**Required work**. Gather all lines containing the string "разрешения" and copy them out.

**Given data**.
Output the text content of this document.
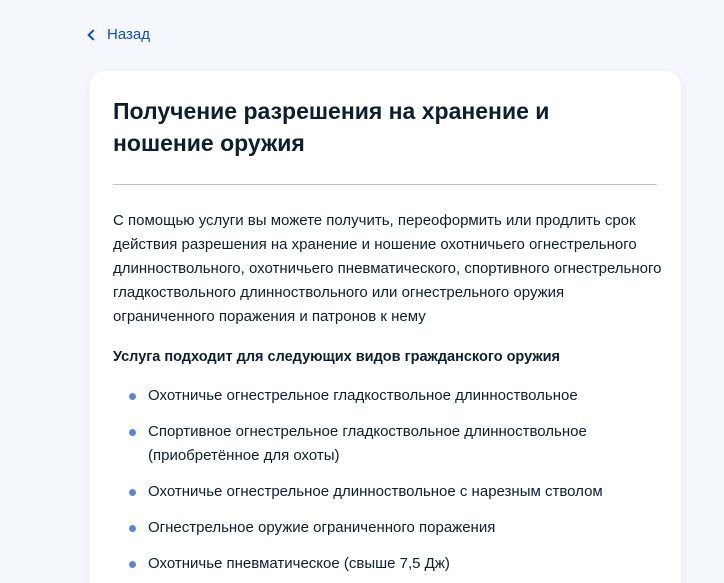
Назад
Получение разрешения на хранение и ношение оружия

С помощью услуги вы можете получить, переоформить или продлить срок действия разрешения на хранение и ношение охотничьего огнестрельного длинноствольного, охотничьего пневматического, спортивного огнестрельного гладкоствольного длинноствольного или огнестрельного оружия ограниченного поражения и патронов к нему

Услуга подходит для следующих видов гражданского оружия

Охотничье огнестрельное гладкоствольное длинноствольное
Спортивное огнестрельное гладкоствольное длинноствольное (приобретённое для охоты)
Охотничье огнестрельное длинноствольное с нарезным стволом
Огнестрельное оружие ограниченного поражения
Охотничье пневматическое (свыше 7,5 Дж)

**Response to the exercise**.
Получение разрешения на хранение и ношение оружия
С помощью услуги вы можете получить, переоформить или продлить срок действия разрешения на хранение и ношение охотничьего огнестрельного длинноствольного, охотничьего пневматического, спортивного огнестрельного гладкоствольного длинноствольного или огнестрельного оружия ограниченного поражения и патронов к нему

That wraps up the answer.